* **EXERCISE INSTRUCTIONS**
Copy out all lines in the data below containing the string "重力势能增加".

(Records from a dataset)
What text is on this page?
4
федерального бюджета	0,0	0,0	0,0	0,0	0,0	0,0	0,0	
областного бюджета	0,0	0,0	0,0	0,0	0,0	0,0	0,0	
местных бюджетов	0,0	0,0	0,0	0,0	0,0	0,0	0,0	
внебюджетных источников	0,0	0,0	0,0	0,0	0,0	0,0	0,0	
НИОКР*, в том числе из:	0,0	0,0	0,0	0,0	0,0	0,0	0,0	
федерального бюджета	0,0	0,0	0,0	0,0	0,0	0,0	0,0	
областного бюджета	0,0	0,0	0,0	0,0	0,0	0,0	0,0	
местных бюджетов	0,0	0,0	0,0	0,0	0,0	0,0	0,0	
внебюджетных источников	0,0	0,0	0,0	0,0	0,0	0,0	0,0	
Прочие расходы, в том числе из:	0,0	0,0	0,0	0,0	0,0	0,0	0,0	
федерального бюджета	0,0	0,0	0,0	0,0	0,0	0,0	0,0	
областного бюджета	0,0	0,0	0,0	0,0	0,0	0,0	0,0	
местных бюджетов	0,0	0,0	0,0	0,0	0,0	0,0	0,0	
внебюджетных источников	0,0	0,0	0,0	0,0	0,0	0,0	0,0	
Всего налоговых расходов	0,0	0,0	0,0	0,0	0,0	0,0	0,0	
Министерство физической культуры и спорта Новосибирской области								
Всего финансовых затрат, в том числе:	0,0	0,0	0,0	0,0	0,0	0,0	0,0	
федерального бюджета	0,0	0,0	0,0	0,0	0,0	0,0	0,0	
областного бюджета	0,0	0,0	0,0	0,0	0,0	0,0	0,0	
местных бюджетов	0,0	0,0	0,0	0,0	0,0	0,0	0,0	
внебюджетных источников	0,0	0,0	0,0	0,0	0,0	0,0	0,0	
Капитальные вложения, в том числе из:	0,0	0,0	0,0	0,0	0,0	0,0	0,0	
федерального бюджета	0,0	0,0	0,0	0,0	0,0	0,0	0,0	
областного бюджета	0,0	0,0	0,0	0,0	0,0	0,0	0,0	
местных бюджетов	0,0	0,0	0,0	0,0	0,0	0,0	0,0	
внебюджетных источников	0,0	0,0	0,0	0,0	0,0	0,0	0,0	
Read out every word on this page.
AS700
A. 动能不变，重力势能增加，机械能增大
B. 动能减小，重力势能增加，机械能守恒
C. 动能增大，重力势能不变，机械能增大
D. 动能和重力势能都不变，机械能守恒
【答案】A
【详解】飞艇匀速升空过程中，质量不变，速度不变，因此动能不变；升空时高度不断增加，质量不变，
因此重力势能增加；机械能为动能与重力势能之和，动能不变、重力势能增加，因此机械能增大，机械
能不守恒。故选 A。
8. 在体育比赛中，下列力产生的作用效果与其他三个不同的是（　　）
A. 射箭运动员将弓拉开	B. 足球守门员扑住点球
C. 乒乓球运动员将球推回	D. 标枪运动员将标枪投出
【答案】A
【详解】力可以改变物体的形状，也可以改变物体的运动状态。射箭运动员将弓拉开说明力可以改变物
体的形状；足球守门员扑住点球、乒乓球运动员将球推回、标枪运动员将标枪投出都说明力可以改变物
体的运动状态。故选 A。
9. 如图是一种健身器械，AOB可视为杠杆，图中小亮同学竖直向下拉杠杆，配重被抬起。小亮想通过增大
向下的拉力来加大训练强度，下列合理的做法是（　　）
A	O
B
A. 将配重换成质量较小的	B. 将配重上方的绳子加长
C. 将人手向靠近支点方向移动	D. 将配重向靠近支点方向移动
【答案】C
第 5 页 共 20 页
...
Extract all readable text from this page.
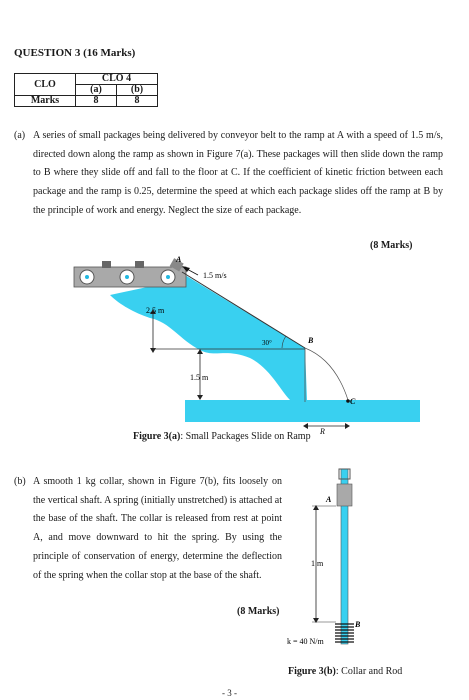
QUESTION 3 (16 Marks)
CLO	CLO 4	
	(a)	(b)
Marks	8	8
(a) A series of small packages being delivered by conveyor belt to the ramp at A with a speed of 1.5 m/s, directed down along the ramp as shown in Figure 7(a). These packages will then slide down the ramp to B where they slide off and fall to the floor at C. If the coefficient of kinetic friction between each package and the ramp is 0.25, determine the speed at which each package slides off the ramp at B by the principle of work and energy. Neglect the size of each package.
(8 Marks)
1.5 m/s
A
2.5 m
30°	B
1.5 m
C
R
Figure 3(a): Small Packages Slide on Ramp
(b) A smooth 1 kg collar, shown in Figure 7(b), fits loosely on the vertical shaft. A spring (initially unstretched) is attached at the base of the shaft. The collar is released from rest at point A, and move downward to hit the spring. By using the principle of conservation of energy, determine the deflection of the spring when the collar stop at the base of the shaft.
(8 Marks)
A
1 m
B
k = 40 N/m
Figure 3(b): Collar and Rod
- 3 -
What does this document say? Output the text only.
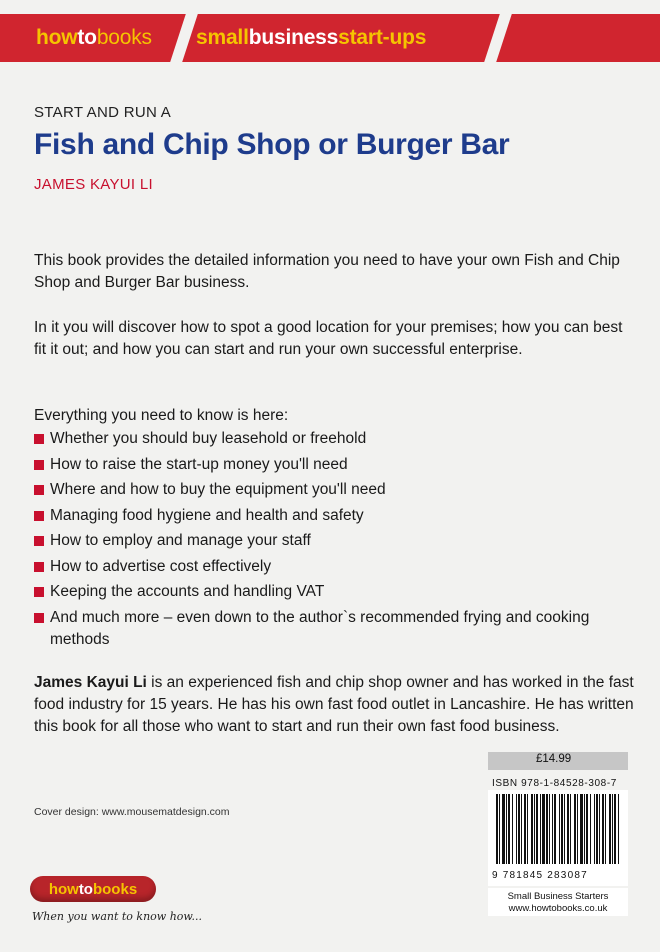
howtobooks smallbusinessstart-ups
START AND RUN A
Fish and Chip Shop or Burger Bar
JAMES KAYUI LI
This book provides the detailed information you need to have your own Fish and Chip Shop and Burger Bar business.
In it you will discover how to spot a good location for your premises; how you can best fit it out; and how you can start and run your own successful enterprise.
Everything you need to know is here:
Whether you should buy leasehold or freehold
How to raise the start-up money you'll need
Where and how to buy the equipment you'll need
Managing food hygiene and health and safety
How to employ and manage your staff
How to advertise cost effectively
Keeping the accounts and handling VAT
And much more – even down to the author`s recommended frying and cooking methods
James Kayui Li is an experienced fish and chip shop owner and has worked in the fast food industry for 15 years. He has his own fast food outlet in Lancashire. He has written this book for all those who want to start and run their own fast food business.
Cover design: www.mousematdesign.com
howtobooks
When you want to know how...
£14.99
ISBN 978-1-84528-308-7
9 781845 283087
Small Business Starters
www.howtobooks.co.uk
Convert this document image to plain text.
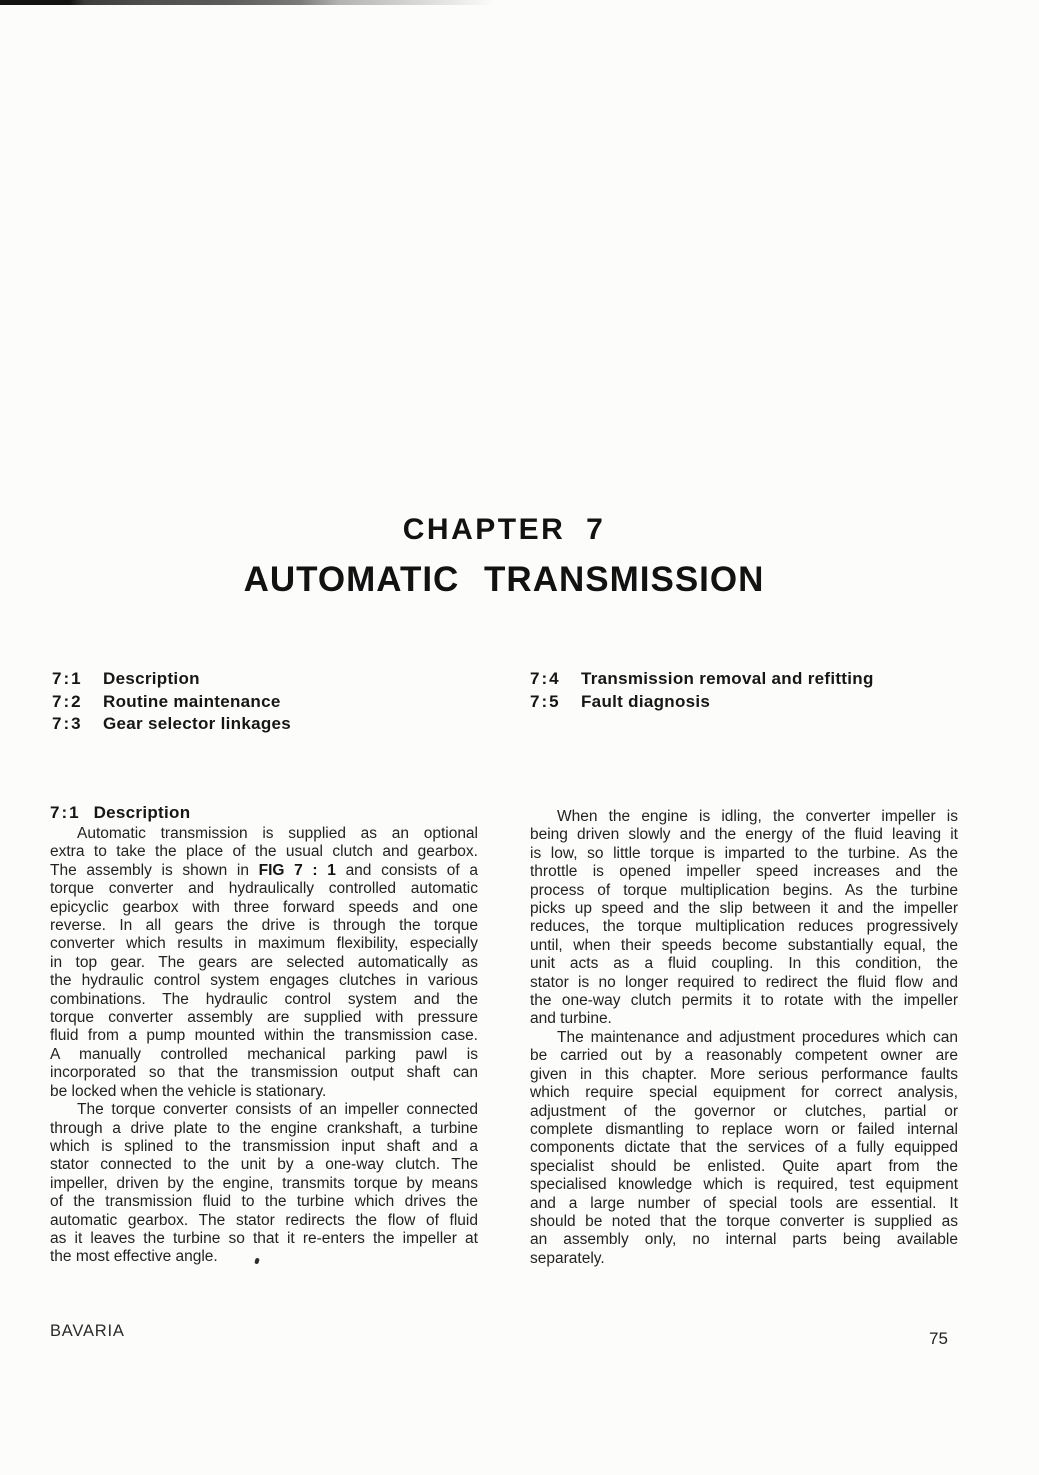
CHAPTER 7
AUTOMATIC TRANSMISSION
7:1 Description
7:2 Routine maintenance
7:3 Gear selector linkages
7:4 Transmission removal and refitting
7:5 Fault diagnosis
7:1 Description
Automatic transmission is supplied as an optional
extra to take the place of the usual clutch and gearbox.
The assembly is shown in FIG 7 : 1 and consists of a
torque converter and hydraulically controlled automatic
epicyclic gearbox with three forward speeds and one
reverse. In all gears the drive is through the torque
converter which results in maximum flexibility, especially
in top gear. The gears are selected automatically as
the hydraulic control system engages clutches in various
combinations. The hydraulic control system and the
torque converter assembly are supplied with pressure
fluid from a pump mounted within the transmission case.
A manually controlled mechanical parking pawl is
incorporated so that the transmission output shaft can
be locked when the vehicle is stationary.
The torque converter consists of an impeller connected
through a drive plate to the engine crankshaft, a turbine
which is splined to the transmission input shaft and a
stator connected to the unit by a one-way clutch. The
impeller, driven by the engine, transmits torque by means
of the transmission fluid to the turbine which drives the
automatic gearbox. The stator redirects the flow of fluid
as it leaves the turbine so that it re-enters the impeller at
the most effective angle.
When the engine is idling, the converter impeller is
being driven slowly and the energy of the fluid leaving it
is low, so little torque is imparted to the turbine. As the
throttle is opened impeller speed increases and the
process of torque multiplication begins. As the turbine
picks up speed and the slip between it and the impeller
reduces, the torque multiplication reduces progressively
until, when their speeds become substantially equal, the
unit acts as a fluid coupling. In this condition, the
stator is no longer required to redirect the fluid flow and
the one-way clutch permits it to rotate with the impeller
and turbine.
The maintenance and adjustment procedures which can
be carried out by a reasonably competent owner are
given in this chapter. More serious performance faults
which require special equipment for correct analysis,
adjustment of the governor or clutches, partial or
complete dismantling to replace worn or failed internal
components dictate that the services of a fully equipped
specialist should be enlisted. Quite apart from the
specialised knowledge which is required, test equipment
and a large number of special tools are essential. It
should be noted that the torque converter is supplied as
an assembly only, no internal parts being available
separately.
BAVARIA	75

* **RESULT**
A. 动能不变，重力势能增加，机械能增大
B. 动能减小，重力势能增加，机械能守恒
因此重力势能增加；机械能为动能与重力势能之和，动能不变、重力势能增加，因此机械能增大，机械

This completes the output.